Find the line that contains "Decode this image" and print it and every line after it, exactly, please.

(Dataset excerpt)
::::

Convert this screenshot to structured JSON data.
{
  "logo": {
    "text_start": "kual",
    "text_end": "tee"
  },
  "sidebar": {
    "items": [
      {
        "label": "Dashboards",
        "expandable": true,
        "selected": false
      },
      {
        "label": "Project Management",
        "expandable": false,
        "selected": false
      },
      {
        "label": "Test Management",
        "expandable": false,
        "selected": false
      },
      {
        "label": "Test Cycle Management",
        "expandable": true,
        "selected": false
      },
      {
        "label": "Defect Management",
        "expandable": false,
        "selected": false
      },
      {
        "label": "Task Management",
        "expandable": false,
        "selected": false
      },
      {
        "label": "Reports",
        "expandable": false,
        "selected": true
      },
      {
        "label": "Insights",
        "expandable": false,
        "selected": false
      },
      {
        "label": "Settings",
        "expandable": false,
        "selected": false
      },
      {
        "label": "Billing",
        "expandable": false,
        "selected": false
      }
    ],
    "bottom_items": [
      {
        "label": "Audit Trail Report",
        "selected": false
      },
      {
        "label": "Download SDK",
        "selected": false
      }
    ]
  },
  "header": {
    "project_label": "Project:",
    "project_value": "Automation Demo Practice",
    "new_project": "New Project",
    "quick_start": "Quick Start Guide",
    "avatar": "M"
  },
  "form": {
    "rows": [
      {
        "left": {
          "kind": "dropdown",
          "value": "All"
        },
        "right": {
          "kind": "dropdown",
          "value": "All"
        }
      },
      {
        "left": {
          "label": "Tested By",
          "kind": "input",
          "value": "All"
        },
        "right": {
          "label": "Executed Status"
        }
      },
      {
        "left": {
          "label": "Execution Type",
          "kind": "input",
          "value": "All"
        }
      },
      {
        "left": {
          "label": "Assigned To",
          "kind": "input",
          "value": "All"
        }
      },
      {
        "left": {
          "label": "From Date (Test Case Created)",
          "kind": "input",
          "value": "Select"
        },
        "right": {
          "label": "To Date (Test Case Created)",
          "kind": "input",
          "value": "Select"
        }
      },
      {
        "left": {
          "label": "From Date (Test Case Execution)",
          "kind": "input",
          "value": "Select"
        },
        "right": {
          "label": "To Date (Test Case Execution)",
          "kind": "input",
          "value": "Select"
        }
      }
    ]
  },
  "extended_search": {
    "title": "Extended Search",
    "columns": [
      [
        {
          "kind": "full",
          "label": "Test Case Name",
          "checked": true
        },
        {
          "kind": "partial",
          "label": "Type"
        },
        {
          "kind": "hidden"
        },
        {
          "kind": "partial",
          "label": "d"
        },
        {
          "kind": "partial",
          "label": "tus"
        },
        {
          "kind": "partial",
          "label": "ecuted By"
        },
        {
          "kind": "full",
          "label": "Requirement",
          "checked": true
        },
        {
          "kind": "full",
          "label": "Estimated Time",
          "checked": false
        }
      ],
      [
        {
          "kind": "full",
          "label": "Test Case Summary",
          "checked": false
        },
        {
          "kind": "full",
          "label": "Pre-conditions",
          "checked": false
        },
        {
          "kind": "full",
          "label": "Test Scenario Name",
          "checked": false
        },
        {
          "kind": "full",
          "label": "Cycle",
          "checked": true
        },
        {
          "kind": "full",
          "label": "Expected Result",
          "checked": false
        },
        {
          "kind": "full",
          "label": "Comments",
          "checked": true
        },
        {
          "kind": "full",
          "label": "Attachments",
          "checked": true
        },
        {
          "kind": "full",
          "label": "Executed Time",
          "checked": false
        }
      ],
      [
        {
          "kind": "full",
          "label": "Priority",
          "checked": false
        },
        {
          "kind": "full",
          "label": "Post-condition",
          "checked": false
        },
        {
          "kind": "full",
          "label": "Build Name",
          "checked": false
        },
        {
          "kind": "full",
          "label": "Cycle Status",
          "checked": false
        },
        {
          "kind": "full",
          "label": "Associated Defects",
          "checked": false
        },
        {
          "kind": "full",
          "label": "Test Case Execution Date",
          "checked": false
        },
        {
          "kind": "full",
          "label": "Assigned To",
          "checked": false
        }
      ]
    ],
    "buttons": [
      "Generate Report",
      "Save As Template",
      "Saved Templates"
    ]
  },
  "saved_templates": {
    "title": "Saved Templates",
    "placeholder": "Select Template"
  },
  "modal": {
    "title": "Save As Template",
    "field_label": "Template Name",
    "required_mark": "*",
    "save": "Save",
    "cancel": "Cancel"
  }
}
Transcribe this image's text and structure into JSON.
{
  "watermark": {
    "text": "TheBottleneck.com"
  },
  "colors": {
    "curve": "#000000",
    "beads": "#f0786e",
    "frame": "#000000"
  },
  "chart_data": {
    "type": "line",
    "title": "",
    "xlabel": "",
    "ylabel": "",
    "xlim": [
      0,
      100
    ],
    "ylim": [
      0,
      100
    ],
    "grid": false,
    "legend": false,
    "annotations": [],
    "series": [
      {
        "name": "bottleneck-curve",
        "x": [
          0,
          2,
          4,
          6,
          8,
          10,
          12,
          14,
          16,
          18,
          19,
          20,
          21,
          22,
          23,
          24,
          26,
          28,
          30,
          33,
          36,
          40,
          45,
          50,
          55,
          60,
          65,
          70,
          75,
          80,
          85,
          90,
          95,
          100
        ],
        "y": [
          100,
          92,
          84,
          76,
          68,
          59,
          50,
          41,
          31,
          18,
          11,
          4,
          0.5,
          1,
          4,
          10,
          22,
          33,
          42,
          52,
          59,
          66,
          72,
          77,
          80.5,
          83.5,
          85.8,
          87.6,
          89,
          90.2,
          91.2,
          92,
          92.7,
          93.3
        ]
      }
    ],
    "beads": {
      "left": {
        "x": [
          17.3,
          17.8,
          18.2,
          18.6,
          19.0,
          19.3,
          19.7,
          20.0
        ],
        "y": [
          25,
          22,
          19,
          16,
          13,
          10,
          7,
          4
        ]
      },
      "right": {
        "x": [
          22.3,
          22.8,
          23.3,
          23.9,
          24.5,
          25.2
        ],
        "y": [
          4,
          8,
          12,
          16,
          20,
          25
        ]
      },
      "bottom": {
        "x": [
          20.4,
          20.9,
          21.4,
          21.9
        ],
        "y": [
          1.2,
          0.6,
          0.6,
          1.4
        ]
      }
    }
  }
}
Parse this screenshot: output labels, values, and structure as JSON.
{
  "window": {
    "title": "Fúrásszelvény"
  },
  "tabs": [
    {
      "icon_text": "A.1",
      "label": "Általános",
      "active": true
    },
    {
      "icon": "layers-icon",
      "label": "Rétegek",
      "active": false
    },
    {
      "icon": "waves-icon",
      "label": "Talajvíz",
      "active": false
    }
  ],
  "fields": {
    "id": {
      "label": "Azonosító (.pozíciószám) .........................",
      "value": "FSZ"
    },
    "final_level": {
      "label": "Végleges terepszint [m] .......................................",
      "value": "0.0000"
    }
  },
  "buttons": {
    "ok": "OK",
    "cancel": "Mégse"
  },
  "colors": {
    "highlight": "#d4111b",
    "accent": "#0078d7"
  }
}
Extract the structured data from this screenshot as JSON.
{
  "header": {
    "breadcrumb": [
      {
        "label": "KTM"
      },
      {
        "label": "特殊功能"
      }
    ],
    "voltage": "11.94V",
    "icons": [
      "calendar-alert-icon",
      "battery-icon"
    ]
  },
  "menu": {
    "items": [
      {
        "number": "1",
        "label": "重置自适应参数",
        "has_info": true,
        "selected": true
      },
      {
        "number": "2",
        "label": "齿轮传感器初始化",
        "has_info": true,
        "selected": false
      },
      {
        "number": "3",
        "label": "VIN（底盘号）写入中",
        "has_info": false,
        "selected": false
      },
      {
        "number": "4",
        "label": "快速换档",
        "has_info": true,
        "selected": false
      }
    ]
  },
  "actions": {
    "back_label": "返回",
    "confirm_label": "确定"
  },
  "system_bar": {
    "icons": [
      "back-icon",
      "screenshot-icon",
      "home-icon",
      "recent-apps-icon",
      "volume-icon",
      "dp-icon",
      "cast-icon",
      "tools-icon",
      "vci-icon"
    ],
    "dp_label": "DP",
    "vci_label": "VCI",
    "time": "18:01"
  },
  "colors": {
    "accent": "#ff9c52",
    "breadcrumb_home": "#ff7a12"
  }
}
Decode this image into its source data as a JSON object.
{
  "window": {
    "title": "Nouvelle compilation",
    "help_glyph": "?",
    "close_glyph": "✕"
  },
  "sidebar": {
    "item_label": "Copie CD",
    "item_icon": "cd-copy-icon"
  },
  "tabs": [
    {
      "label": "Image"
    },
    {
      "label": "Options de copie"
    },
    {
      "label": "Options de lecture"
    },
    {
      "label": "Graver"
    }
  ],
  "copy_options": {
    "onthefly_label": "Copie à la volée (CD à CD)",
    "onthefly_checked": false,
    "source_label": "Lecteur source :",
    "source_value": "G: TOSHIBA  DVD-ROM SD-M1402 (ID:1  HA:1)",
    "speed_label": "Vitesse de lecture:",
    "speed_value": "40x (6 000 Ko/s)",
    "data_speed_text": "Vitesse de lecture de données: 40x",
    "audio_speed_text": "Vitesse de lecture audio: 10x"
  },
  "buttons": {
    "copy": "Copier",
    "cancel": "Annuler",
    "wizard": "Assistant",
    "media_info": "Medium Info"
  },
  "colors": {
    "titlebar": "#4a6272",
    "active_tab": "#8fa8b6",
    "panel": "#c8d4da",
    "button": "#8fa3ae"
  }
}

::::

### Solution below:
Decode this image into its source data as a JSON object.
{
  "window": {
    "title": "Nouvelle compilation",
    "help_glyph": "?",
    "close_glyph": "✕"
  },
  "sidebar": {
    "item_label": "Copie CD",
    "item_icon": "cd-copy-icon"
  },
  "tabs": [
    {
      "label": "Image"
    },
    {
      "label": "Options de copie"
    },
    {
      "label": "Options de lecture"
    },
    {
      "label": "Graver"
    }
  ],
  "copy_options": {
    "onthefly_label": "Copie à la volée (CD à CD)",
    "onthefly_checked": false,
    "source_label": "Lecteur source :",
    "source_value": "G: TOSHIBA  DVD-ROM SD-M1402 (ID:1  HA:1)",
    "speed_label": "Vitesse de lecture:",
    "speed_value": "40x (6 000 Ko/s)",
    "data_speed_text": "Vitesse de lecture de données: 40x",
    "audio_speed_text": "Vitesse de lecture audio: 10x"
  },
  "buttons": {
    "copy": "Copier",
    "cancel": "Annuler",
    "wizard": "Assistant",
    "media_info": "Medium Info"
  },
  "colors": {
    "titlebar": "#4a6272",
    "active_tab": "#8fa8b6",
    "panel": "#c8d4da",
    "button": "#8fa3ae"
  }
}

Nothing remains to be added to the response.